*TASK TO CARRY OUT*:
Write out every entry word for word.

*EXCERPTED DATA*:
★ ★ ★ ★

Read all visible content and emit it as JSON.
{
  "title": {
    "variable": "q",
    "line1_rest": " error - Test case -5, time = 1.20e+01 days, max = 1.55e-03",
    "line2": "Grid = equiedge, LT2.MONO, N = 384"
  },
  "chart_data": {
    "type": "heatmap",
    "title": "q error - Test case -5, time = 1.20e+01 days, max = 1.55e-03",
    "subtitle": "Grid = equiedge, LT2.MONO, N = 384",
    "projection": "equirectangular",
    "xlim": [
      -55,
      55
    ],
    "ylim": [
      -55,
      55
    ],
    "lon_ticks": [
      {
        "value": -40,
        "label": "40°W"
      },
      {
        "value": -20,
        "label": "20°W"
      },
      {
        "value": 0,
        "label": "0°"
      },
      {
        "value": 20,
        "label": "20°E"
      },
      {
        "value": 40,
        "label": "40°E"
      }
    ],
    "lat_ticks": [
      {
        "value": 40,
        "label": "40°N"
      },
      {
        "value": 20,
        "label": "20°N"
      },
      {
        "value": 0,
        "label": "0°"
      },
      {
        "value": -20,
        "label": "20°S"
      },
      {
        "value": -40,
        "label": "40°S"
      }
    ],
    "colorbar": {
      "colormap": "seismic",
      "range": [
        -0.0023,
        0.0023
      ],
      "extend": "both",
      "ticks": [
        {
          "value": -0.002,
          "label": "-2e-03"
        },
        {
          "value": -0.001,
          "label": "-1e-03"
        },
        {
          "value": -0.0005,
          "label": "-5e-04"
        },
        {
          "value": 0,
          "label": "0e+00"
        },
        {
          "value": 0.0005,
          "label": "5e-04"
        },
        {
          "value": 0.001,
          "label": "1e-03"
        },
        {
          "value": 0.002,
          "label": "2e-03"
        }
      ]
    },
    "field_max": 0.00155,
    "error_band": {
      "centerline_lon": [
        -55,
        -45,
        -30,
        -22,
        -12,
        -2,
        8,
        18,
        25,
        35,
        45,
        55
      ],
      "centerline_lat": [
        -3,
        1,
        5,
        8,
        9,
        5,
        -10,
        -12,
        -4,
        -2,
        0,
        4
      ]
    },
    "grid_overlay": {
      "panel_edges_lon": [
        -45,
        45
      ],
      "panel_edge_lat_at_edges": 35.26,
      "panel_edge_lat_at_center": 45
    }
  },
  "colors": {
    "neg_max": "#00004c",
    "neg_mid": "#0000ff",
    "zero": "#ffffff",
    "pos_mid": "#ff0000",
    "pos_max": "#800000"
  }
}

★ ★ ★ ★

*REPLY TO THE TASK*:
Read all visible content and emit it as JSON.
{
  "title": {
    "variable": "q",
    "line1_rest": " error - Test case -5, time = 1.20e+01 days, max = 1.55e-03",
    "line2": "Grid = equiedge, LT2.MONO, N = 384"
  },
  "chart_data": {
    "type": "heatmap",
    "title": "q error - Test case -5, time = 1.20e+01 days, max = 1.55e-03",
    "subtitle": "Grid = equiedge, LT2.MONO, N = 384",
    "projection": "equirectangular",
    "xlim": [
      -55,
      55
    ],
    "ylim": [
      -55,
      55
    ],
    "lon_ticks": [
      {
        "value": -40,
        "label": "40°W"
      },
      {
        "value": -20,
        "label": "20°W"
      },
      {
        "value": 0,
        "label": "0°"
      },
      {
        "value": 20,
        "label": "20°E"
      },
      {
        "value": 40,
        "label": "40°E"
      }
    ],
    "lat_ticks": [
      {
        "value": 40,
        "label": "40°N"
      },
      {
        "value": 20,
        "label": "20°N"
      },
      {
        "value": 0,
        "label": "0°"
      },
      {
        "value": -20,
        "label": "20°S"
      },
      {
        "value": -40,
        "label": "40°S"
      }
    ],
    "colorbar": {
      "colormap": "seismic",
      "range": [
        -0.0023,
        0.0023
      ],
      "extend": "both",
      "ticks": [
        {
          "value": -0.002,
          "label": "-2e-03"
        },
        {
          "value": -0.001,
          "label": "-1e-03"
        },
        {
          "value": -0.0005,
          "label": "-5e-04"
        },
        {
          "value": 0,
          "label": "0e+00"
        },
        {
          "value": 0.0005,
          "label": "5e-04"
        },
        {
          "value": 0.001,
          "label": "1e-03"
        },
        {
          "value": 0.002,
          "label": "2e-03"
        }
      ]
    },
    "field_max": 0.00155,
    "error_band": {
      "centerline_lon": [
        -55,
        -45,
        -30,
        -22,
        -12,
        -2,
        8,
        18,
        25,
        35,
        45,
        55
      ],
      "centerline_lat": [
        -3,
        1,
        5,
        8,
        9,
        5,
        -10,
        -12,
        -4,
        -2,
        0,
        4
      ]
    },
    "grid_overlay": {
      "panel_edges_lon": [
        -45,
        45
      ],
      "panel_edge_lat_at_edges": 35.26,
      "panel_edge_lat_at_center": 45
    }
  },
  "colors": {
    "neg_max": "#00004c",
    "neg_mid": "#0000ff",
    "zero": "#ffffff",
    "pos_mid": "#ff0000",
    "pos_max": "#800000"
  }
}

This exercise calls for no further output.